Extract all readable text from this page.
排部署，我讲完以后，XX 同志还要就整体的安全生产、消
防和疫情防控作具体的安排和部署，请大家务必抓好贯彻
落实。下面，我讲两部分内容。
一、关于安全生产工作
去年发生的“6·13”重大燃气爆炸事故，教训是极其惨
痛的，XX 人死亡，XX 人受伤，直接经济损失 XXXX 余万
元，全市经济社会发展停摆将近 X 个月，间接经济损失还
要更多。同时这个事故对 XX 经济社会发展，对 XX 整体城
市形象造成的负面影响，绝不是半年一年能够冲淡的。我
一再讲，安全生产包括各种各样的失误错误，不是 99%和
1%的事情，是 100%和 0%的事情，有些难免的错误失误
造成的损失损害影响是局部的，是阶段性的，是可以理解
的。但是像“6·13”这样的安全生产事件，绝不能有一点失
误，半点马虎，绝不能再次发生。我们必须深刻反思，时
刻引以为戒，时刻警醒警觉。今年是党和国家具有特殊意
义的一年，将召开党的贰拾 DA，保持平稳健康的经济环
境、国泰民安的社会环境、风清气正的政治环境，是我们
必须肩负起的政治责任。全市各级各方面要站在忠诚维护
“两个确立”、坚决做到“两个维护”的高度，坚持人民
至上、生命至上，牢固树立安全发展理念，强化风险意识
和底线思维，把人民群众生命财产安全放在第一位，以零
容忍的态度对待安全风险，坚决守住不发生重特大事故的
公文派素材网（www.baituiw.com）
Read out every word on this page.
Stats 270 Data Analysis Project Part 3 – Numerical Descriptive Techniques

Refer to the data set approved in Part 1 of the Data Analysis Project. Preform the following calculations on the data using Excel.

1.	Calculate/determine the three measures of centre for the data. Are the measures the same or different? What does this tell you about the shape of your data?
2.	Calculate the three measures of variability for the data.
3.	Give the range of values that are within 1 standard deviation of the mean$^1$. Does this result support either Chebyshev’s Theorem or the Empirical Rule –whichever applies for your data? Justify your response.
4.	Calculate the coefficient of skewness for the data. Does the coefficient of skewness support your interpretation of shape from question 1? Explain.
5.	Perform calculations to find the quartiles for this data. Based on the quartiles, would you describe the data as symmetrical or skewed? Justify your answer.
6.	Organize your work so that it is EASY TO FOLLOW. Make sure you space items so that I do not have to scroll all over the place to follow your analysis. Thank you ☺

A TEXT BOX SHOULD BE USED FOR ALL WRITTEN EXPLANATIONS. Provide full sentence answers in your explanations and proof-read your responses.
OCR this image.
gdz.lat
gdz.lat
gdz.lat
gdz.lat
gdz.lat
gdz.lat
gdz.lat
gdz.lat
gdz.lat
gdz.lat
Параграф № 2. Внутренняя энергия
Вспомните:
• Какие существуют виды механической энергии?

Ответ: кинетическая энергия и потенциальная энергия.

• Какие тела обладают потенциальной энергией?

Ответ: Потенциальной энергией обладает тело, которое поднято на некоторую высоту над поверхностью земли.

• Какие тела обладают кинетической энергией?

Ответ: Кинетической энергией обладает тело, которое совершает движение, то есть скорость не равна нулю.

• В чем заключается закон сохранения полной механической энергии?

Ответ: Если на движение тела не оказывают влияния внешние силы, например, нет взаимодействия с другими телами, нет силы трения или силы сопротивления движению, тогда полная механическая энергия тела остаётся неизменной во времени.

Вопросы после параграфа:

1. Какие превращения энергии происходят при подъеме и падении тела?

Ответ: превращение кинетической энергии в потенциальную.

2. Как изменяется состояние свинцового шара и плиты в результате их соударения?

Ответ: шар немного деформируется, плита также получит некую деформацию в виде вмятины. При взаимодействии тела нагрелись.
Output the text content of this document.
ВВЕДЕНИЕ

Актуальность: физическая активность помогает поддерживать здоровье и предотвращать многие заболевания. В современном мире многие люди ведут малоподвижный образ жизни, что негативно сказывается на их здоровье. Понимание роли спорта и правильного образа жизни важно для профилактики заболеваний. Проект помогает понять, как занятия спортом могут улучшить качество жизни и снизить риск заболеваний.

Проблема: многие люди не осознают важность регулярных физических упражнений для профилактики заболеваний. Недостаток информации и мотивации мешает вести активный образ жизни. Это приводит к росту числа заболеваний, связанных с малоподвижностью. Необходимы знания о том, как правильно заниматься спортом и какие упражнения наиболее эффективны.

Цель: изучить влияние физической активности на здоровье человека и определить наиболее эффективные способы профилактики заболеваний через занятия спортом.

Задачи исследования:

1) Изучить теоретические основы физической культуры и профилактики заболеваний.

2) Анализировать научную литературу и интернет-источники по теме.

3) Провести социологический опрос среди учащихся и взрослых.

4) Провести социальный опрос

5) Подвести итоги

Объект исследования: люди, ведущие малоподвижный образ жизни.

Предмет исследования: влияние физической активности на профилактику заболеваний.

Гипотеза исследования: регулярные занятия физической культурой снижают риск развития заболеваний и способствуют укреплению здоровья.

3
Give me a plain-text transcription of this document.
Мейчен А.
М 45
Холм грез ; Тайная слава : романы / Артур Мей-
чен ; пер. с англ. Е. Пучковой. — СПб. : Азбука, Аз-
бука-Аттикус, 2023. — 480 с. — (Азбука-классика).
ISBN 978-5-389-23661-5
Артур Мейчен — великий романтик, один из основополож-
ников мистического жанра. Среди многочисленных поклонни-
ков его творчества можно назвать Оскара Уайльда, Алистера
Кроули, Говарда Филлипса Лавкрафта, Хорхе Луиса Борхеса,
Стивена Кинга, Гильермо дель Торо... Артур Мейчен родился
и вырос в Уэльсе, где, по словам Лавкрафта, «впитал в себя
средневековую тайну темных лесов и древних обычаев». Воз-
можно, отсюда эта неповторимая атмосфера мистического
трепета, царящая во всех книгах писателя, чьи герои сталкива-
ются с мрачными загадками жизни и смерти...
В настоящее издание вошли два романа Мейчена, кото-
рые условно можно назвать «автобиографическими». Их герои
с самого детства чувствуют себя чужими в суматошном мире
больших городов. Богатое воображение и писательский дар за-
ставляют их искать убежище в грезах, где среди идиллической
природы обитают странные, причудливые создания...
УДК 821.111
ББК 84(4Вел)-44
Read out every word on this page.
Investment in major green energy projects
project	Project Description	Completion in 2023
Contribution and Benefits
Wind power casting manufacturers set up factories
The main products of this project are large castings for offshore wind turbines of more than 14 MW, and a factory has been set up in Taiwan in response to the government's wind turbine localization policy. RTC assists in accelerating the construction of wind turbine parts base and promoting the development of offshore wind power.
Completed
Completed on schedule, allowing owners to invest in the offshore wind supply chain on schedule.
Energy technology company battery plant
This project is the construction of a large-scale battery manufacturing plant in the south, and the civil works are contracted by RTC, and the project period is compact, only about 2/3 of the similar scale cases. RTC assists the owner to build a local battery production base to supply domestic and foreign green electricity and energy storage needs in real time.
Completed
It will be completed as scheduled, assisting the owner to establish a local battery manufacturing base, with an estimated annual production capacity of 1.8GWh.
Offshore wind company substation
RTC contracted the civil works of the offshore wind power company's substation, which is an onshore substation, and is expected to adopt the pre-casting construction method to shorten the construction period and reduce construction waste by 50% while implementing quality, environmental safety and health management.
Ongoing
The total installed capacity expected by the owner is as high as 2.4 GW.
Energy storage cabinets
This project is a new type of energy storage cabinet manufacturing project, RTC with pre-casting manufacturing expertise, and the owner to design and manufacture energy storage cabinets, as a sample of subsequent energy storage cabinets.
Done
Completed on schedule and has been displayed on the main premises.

########################################

● **The exercise**: Every record above must be duplicated exactly.

● **Exercise solution**:
Extract all readable text from this page.
排部署，我讲完以后，XX 同志还要就整体的安全生产、消
防和疫情防控作具体的安排和部署，请大家务必抓好贯彻
落实。下面，我讲两部分内容。
一、关于安全生产工作
去年发生的“6·13”重大燃气爆炸事故，教训是极其惨
痛的，XX 人死亡，XX 人受伤，直接经济损失 XXXX 余万
元，全市经济社会发展停摆将近 X 个月，间接经济损失还
要更多。同时这个事故对 XX 经济社会发展，对 XX 整体城
市形象造成的负面影响，绝不是半年一年能够冲淡的。我
一再讲，安全生产包括各种各样的失误错误，不是 99%和
1%的事情，是 100%和 0%的事情，有些难免的错误失误
造成的损失损害影响是局部的，是阶段性的，是可以理解
的。但是像“6·13”这样的安全生产事件，绝不能有一点失
误，半点马虎，绝不能再次发生。我们必须深刻反思，时
刻引以为戒，时刻警醒警觉。今年是党和国家具有特殊意
义的一年，将召开党的贰拾 DA，保持平稳健康的经济环
境、国泰民安的社会环境、风清气正的政治环境，是我们
必须肩负起的政治责任。全市各级各方面要站在忠诚维护
“两个确立”、坚决做到“两个维护”的高度，坚持人民
至上、生命至上，牢固树立安全发展理念，强化风险意识
和底线思维，把人民群众生命财产安全放在第一位，以零
容忍的态度对待安全风险，坚决守住不发生重特大事故的
公文派素材网（www.baituiw.com）
Read out every word on this page.
Stats 270 Data Analysis Project Part 3 – Numerical Descriptive Techniques

Refer to the data set approved in Part 1 of the Data Analysis Project. Preform the following calculations on the data using Excel.

1.	Calculate/determine the three measures of centre for the data. Are the measures the same or different? What does this tell you about the shape of your data?
2.	Calculate the three measures of variability for the data.
3.	Give the range of values that are within 1 standard deviation of the mean$^1$. Does this result support either Chebyshev’s Theorem or the Empirical Rule –whichever applies for your data? Justify your response.
4.	Calculate the coefficient of skewness for the data. Does the coefficient of skewness support your interpretation of shape from question 1? Explain.
5.	Perform calculations to find the quartiles for this data. Based on the quartiles, would you describe the data as symmetrical or skewed? Justify your answer.
6.	Organize your work so that it is EASY TO FOLLOW. Make sure you space items so that I do not have to scroll all over the place to follow your analysis. Thank you ☺

A TEXT BOX SHOULD BE USED FOR ALL WRITTEN EXPLANATIONS. Provide full sentence answers in your explanations and proof-read your responses.
OCR this image.
gdz.lat
gdz.lat
gdz.lat
gdz.lat
gdz.lat
gdz.lat
gdz.lat
gdz.lat
gdz.lat
gdz.lat
Параграф № 2. Внутренняя энергия
Вспомните:
• Какие существуют виды механической энергии?

Ответ: кинетическая энергия и потенциальная энергия.

• Какие тела обладают потенциальной энергией?

Ответ: Потенциальной энергией обладает тело, которое поднято на некоторую высоту над поверхностью земли.

• Какие тела обладают кинетической энергией?

Ответ: Кинетической энергией обладает тело, которое совершает движение, то есть скорость не равна нулю.

• В чем заключается закон сохранения полной механической энергии?

Ответ: Если на движение тела не оказывают влияния внешние силы, например, нет взаимодействия с другими телами, нет силы трения или силы сопротивления движению, тогда полная механическая энергия тела остаётся неизменной во времени.

Вопросы после параграфа:

1. Какие превращения энергии происходят при подъеме и падении тела?

Ответ: превращение кинетической энергии в потенциальную.

2. Как изменяется состояние свинцового шара и плиты в результате их соударения?

Ответ: шар немного деформируется, плита также получит некую деформацию в виде вмятины. При взаимодействии тела нагрелись.
Output the text content of this document.
ВВЕДЕНИЕ

Актуальность: физическая активность помогает поддерживать здоровье и предотвращать многие заболевания. В современном мире многие люди ведут малоподвижный образ жизни, что негативно сказывается на их здоровье. Понимание роли спорта и правильного образа жизни важно для профилактики заболеваний. Проект помогает понять, как занятия спортом могут улучшить качество жизни и снизить риск заболеваний.

Проблема: многие люди не осознают важность регулярных физических упражнений для профилактики заболеваний. Недостаток информации и мотивации мешает вести активный образ жизни. Это приводит к росту числа заболеваний, связанных с малоподвижностью. Необходимы знания о том, как правильно заниматься спортом и какие упражнения наиболее эффективны.

Цель: изучить влияние физической активности на здоровье человека и определить наиболее эффективные способы профилактики заболеваний через занятия спортом.

Задачи исследования:

1) Изучить теоретические основы физической культуры и профилактики заболеваний.

2) Анализировать научную литературу и интернет-источники по теме.

3) Провести социологический опрос среди учащихся и взрослых.

4) Провести социальный опрос

5) Подвести итоги

Объект исследования: люди, ведущие малоподвижный образ жизни.

Предмет исследования: влияние физической активности на профилактику заболеваний.

Гипотеза исследования: регулярные занятия физической культурой снижают риск развития заболеваний и способствуют укреплению здоровья.

3
Give me a plain-text transcription of this document.
Мейчен А.
М 45
Холм грез ; Тайная слава : романы / Артур Мей-
чен ; пер. с англ. Е. Пучковой. — СПб. : Азбука, Аз-
бука-Аттикус, 2023. — 480 с. — (Азбука-классика).
ISBN 978-5-389-23661-5
Артур Мейчен — великий романтик, один из основополож-
ников мистического жанра. Среди многочисленных поклонни-
ков его творчества можно назвать Оскара Уайльда, Алистера
Кроули, Говарда Филлипса Лавкрафта, Хорхе Луиса Борхеса,
Стивена Кинга, Гильермо дель Торо... Артур Мейчен родился
и вырос в Уэльсе, где, по словам Лавкрафта, «впитал в себя
средневековую тайну темных лесов и древних обычаев». Воз-
можно, отсюда эта неповторимая атмосфера мистического
трепета, царящая во всех книгах писателя, чьи герои сталкива-
ются с мрачными загадками жизни и смерти...
В настоящее издание вошли два романа Мейчена, кото-
рые условно можно назвать «автобиографическими». Их герои
с самого детства чувствуют себя чужими в суматошном мире
больших городов. Богатое воображение и писательский дар за-
ставляют их искать убежище в грезах, где среди идиллической
природы обитают странные, причудливые создания...
УДК 821.111
ББК 84(4Вел)-44
Read out every word on this page.
Investment in major green energy projects
project	Project Description	Completion in 2023
Contribution and Benefits
Wind power casting manufacturers set up factories
The main products of this project are large castings for offshore wind turbines of more than 14 MW, and a factory has been set up in Taiwan in response to the government's wind turbine localization policy. RTC assists in accelerating the construction of wind turbine parts base and promoting the development of offshore wind power.
Completed
Completed on schedule, allowing owners to invest in the offshore wind supply chain on schedule.
Energy technology company battery plant
This project is the construction of a large-scale battery manufacturing plant in the south, and the civil works are contracted by RTC, and the project period is compact, only about 2/3 of the similar scale cases. RTC assists the owner to build a local battery production base to supply domestic and foreign green electricity and energy storage needs in real time.
Completed
It will be completed as scheduled, assisting the owner to establish a local battery manufacturing base, with an estimated annual production capacity of 1.8GWh.
Offshore wind company substation
RTC contracted the civil works of the offshore wind power company's substation, which is an onshore substation, and is expected to adopt the pre-casting construction method to shorten the construction period and reduce construction waste by 50% while implementing quality, environmental safety and health management.
Ongoing
The total installed capacity expected by the owner is as high as 2.4 GW.
Energy storage cabinets
This project is a new type of energy storage cabinet manufacturing project, RTC with pre-casting manufacturing expertise, and the owner to design and manufacture energy storage cabinets, as a sample of subsequent energy storage cabinets.
Done
Completed on schedule and has been displayed on the main premises.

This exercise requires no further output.